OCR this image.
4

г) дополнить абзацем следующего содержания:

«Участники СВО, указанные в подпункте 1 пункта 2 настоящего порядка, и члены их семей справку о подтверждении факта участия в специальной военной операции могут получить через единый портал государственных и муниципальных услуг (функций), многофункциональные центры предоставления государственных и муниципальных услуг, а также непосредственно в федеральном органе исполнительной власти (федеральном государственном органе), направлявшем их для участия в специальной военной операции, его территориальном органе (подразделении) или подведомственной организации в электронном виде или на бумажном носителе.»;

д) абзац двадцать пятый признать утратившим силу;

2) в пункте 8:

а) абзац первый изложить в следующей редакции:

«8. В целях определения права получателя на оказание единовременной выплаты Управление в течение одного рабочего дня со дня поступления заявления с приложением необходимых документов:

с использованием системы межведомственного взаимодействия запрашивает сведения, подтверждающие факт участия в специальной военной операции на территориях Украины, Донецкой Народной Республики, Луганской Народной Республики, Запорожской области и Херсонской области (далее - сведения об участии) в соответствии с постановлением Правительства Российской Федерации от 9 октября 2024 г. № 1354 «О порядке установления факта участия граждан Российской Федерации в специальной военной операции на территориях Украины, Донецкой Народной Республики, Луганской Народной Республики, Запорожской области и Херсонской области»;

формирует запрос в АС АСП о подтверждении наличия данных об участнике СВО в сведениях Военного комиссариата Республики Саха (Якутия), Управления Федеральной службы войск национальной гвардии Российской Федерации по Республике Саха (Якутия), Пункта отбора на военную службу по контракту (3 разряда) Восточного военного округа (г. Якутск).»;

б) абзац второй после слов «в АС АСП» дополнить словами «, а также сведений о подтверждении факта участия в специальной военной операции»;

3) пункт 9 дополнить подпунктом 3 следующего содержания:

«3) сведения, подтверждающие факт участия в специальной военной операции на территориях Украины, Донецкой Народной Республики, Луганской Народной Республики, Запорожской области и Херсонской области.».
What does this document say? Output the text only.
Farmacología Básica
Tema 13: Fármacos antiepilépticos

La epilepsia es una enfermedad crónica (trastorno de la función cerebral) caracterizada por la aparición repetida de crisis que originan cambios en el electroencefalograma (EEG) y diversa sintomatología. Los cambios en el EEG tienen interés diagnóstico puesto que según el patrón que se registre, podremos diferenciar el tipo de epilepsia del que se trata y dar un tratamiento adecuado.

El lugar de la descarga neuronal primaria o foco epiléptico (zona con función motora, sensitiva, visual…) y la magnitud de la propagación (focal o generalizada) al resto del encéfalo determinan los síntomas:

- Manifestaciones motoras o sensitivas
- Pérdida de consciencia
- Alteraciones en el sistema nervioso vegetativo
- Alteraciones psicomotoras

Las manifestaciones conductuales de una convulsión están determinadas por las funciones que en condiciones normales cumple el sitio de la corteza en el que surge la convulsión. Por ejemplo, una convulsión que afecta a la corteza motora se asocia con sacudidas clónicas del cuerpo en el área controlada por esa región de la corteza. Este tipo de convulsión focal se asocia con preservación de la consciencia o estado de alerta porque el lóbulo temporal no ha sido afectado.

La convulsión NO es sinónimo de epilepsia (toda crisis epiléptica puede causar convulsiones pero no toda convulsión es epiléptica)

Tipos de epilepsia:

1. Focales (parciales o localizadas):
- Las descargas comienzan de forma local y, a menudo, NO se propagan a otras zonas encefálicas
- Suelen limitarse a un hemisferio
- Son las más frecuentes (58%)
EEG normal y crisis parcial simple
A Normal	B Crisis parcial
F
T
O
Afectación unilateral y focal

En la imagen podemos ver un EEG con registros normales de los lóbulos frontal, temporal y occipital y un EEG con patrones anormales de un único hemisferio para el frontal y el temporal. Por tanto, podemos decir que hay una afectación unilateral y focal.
○ ○ ○ ○
### Task prompt
In the entries above, locate every line with the word "содержания" and copy it.

### Exercise answer
г) дополнить абзацем следующего содержания:
3) пункт 9 дополнить подпунктом 3 следующего содержания:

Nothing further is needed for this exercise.